** Goal **
Print all the entries verbatim.

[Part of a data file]
────────────────

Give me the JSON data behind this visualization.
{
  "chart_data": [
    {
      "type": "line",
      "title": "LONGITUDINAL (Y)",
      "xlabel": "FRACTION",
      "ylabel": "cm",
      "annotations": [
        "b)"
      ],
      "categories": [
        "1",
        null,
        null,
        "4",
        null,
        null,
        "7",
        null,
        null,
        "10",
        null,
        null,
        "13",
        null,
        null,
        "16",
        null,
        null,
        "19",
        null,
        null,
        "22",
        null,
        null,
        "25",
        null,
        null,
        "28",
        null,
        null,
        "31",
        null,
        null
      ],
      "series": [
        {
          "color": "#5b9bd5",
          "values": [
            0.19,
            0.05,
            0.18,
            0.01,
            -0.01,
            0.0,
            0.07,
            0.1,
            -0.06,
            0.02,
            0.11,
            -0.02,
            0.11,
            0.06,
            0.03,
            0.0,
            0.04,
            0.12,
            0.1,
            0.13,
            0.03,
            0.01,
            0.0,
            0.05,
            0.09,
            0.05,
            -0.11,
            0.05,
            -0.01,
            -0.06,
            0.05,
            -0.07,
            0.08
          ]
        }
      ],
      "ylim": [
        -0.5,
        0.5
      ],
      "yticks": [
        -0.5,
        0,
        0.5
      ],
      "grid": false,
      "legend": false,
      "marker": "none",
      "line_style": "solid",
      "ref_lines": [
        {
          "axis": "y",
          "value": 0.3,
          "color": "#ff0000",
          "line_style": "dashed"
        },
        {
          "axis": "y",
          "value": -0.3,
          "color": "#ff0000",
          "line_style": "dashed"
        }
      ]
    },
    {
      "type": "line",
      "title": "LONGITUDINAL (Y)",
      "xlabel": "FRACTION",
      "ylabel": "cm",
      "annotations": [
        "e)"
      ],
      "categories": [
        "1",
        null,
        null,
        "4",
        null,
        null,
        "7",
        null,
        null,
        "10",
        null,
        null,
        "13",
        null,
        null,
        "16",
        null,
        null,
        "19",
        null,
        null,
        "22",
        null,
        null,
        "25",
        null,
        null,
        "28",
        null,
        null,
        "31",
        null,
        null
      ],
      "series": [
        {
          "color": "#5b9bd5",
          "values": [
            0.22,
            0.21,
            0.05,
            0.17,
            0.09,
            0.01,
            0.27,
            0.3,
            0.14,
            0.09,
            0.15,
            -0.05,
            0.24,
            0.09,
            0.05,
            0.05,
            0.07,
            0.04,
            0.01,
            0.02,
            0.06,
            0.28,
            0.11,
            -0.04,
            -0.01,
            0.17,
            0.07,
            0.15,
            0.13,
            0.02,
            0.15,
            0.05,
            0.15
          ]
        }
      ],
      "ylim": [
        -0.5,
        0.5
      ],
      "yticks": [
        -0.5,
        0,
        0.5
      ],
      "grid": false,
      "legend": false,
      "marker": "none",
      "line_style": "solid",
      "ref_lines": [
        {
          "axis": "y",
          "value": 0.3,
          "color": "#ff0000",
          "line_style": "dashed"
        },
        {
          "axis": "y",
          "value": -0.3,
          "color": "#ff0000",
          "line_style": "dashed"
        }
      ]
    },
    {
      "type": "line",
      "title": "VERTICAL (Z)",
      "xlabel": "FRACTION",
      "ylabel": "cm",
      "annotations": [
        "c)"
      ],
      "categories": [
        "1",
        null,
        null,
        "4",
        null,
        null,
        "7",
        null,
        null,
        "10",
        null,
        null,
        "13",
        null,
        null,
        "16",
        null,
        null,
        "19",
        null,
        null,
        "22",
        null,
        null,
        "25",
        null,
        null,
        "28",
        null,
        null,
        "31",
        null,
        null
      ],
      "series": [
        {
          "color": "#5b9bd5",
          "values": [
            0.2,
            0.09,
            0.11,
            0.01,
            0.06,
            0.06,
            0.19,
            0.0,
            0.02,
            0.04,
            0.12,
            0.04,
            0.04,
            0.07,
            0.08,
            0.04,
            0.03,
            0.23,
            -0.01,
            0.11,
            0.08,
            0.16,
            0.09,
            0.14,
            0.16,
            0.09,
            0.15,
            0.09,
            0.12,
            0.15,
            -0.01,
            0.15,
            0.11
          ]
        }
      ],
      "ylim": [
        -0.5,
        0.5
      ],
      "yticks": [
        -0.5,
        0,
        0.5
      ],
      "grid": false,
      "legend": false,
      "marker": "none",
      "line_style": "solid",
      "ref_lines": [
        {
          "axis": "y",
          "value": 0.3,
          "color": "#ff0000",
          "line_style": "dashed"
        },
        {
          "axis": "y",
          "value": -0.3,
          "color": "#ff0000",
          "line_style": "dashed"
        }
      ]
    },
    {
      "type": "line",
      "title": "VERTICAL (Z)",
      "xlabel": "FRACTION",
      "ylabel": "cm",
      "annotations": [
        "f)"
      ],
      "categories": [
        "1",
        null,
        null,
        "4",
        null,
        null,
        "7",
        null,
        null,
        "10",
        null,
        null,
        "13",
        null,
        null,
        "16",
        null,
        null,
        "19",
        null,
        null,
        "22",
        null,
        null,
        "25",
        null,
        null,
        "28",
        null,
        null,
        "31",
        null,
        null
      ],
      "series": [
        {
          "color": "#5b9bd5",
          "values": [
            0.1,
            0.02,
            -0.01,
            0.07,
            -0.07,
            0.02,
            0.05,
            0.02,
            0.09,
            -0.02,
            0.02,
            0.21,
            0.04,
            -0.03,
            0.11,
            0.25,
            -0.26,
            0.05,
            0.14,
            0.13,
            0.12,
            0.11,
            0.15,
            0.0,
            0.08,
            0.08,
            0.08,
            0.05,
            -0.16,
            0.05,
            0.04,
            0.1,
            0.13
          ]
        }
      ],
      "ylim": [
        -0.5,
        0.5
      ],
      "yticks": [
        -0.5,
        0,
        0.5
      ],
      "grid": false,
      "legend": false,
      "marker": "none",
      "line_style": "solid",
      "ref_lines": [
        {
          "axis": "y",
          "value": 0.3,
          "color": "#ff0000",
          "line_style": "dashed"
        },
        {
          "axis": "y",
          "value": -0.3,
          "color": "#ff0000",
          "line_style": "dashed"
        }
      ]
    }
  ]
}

────────────────

** Task output **
Give me the JSON data behind this visualization.
{
  "chart_data": [
    {
      "type": "line",
      "title": "LONGITUDINAL (Y)",
      "xlabel": "FRACTION",
      "ylabel": "cm",
      "annotations": [
        "b)"
      ],
      "categories": [
        "1",
        null,
        null,
        "4",
        null,
        null,
        "7",
        null,
        null,
        "10",
        null,
        null,
        "13",
        null,
        null,
        "16",
        null,
        null,
        "19",
        null,
        null,
        "22",
        null,
        null,
        "25",
        null,
        null,
        "28",
        null,
        null,
        "31",
        null,
        null
      ],
      "series": [
        {
          "color": "#5b9bd5",
          "values": [
            0.19,
            0.05,
            0.18,
            0.01,
            -0.01,
            0.0,
            0.07,
            0.1,
            -0.06,
            0.02,
            0.11,
            -0.02,
            0.11,
            0.06,
            0.03,
            0.0,
            0.04,
            0.12,
            0.1,
            0.13,
            0.03,
            0.01,
            0.0,
            0.05,
            0.09,
            0.05,
            -0.11,
            0.05,
            -0.01,
            -0.06,
            0.05,
            -0.07,
            0.08
          ]
        }
      ],
      "ylim": [
        -0.5,
        0.5
      ],
      "yticks": [
        -0.5,
        0,
        0.5
      ],
      "grid": false,
      "legend": false,
      "marker": "none",
      "line_style": "solid",
      "ref_lines": [
        {
          "axis": "y",
          "value": 0.3,
          "color": "#ff0000",
          "line_style": "dashed"
        },
        {
          "axis": "y",
          "value": -0.3,
          "color": "#ff0000",
          "line_style": "dashed"
        }
      ]
    },
    {
      "type": "line",
      "title": "LONGITUDINAL (Y)",
      "xlabel": "FRACTION",
      "ylabel": "cm",
      "annotations": [
        "e)"
      ],
      "categories": [
        "1",
        null,
        null,
        "4",
        null,
        null,
        "7",
        null,
        null,
        "10",
        null,
        null,
        "13",
        null,
        null,
        "16",
        null,
        null,
        "19",
        null,
        null,
        "22",
        null,
        null,
        "25",
        null,
        null,
        "28",
        null,
        null,
        "31",
        null,
        null
      ],
      "series": [
        {
          "color": "#5b9bd5",
          "values": [
            0.22,
            0.21,
            0.05,
            0.17,
            0.09,
            0.01,
            0.27,
            0.3,
            0.14,
            0.09,
            0.15,
            -0.05,
            0.24,
            0.09,
            0.05,
            0.05,
            0.07,
            0.04,
            0.01,
            0.02,
            0.06,
            0.28,
            0.11,
            -0.04,
            -0.01,
            0.17,
            0.07,
            0.15,
            0.13,
            0.02,
            0.15,
            0.05,
            0.15
          ]
        }
      ],
      "ylim": [
        -0.5,
        0.5
      ],
      "yticks": [
        -0.5,
        0,
        0.5
      ],
      "grid": false,
      "legend": false,
      "marker": "none",
      "line_style": "solid",
      "ref_lines": [
        {
          "axis": "y",
          "value": 0.3,
          "color": "#ff0000",
          "line_style": "dashed"
        },
        {
          "axis": "y",
          "value": -0.3,
          "color": "#ff0000",
          "line_style": "dashed"
        }
      ]
    },
    {
      "type": "line",
      "title": "VERTICAL (Z)",
      "xlabel": "FRACTION",
      "ylabel": "cm",
      "annotations": [
        "c)"
      ],
      "categories": [
        "1",
        null,
        null,
        "4",
        null,
        null,
        "7",
        null,
        null,
        "10",
        null,
        null,
        "13",
        null,
        null,
        "16",
        null,
        null,
        "19",
        null,
        null,
        "22",
        null,
        null,
        "25",
        null,
        null,
        "28",
        null,
        null,
        "31",
        null,
        null
      ],
      "series": [
        {
          "color": "#5b9bd5",
          "values": [
            0.2,
            0.09,
            0.11,
            0.01,
            0.06,
            0.06,
            0.19,
            0.0,
            0.02,
            0.04,
            0.12,
            0.04,
            0.04,
            0.07,
            0.08,
            0.04,
            0.03,
            0.23,
            -0.01,
            0.11,
            0.08,
            0.16,
            0.09,
            0.14,
            0.16,
            0.09,
            0.15,
            0.09,
            0.12,
            0.15,
            -0.01,
            0.15,
            0.11
          ]
        }
      ],
      "ylim": [
        -0.5,
        0.5
      ],
      "yticks": [
        -0.5,
        0,
        0.5
      ],
      "grid": false,
      "legend": false,
      "marker": "none",
      "line_style": "solid",
      "ref_lines": [
        {
          "axis": "y",
          "value": 0.3,
          "color": "#ff0000",
          "line_style": "dashed"
        },
        {
          "axis": "y",
          "value": -0.3,
          "color": "#ff0000",
          "line_style": "dashed"
        }
      ]
    },
    {
      "type": "line",
      "title": "VERTICAL (Z)",
      "xlabel": "FRACTION",
      "ylabel": "cm",
      "annotations": [
        "f)"
      ],
      "categories": [
        "1",
        null,
        null,
        "4",
        null,
        null,
        "7",
        null,
        null,
        "10",
        null,
        null,
        "13",
        null,
        null,
        "16",
        null,
        null,
        "19",
        null,
        null,
        "22",
        null,
        null,
        "25",
        null,
        null,
        "28",
        null,
        null,
        "31",
        null,
        null
      ],
      "series": [
        {
          "color": "#5b9bd5",
          "values": [
            0.1,
            0.02,
            -0.01,
            0.07,
            -0.07,
            0.02,
            0.05,
            0.02,
            0.09,
            -0.02,
            0.02,
            0.21,
            0.04,
            -0.03,
            0.11,
            0.25,
            -0.26,
            0.05,
            0.14,
            0.13,
            0.12,
            0.11,
            0.15,
            0.0,
            0.08,
            0.08,
            0.08,
            0.05,
            -0.16,
            0.05,
            0.04,
            0.1,
            0.13
          ]
        }
      ],
      "ylim": [
        -0.5,
        0.5
      ],
      "yticks": [
        -0.5,
        0,
        0.5
      ],
      "grid": false,
      "legend": false,
      "marker": "none",
      "line_style": "solid",
      "ref_lines": [
        {
          "axis": "y",
          "value": 0.3,
          "color": "#ff0000",
          "line_style": "dashed"
        },
        {
          "axis": "y",
          "value": -0.3,
          "color": "#ff0000",
          "line_style": "dashed"
        }
      ]
    }
  ]
}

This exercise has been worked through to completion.